* TASK INSTRUCTIONS *
How many lines in the entries below include the string "content"? Answer with the number only.

* MATERIAL FOR THE TASK *
-- Start --

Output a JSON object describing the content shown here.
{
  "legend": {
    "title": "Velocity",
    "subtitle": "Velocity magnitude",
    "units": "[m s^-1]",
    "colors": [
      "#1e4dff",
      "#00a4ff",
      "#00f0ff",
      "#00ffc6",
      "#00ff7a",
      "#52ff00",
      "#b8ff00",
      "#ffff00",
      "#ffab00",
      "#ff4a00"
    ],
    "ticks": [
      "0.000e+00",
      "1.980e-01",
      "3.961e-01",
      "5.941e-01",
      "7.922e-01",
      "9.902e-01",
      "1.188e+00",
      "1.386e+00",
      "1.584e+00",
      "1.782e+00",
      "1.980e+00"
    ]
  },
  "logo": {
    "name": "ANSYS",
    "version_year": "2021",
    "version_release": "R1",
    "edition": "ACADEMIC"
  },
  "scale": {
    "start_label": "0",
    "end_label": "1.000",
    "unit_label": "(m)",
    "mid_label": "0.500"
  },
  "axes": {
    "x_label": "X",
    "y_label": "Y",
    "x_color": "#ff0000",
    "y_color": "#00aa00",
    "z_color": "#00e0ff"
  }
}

-- End --
-- Start --

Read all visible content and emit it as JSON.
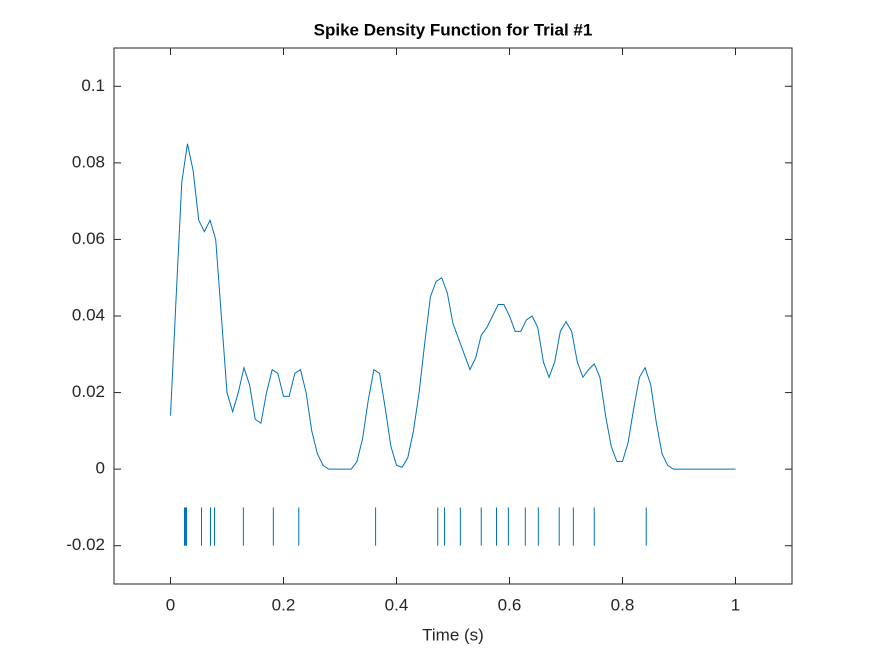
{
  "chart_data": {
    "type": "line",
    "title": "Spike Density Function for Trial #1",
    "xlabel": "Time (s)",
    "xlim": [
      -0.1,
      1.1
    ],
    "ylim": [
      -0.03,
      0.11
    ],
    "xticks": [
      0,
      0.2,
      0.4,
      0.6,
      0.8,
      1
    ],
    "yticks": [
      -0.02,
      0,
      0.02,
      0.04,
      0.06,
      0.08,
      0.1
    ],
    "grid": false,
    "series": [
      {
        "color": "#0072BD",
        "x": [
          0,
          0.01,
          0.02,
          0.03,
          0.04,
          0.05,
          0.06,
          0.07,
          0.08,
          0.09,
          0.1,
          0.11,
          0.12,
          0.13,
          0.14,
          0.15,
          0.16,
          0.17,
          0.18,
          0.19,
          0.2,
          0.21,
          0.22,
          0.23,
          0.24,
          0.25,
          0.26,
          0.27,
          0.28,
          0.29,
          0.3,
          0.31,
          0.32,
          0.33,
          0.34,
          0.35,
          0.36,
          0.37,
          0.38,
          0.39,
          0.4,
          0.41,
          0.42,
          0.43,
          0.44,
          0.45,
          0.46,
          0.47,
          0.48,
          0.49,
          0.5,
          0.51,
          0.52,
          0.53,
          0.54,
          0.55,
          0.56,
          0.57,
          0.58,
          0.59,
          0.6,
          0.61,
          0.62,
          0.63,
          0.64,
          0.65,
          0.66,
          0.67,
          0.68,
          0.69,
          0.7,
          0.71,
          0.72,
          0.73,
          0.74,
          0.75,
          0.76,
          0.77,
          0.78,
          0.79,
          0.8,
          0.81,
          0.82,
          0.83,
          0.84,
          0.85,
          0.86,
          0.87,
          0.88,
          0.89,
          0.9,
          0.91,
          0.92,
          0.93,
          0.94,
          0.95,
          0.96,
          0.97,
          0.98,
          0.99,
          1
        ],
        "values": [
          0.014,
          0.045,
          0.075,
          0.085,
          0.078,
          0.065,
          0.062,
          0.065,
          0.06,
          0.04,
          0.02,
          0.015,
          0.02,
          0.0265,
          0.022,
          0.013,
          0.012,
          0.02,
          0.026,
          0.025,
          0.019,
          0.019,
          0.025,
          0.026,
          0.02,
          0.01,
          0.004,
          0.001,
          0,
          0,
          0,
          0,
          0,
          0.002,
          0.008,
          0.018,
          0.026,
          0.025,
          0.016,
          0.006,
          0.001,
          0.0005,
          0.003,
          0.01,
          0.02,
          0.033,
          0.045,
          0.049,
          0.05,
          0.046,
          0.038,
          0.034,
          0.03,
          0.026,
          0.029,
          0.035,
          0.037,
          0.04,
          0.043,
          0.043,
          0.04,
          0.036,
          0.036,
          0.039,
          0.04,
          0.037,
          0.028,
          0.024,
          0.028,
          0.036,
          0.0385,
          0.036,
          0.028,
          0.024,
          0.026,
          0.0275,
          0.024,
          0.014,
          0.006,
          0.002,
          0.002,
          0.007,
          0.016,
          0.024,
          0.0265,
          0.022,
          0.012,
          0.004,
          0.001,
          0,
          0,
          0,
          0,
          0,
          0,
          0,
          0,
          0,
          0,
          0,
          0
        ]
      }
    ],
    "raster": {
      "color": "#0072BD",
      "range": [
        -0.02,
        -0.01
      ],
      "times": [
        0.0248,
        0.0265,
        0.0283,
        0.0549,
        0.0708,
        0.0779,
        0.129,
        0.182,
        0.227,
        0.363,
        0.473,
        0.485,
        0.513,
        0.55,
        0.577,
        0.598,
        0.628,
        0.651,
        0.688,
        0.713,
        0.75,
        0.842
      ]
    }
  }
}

-- End --

* RESULT FOR THIS EXERCISE *
2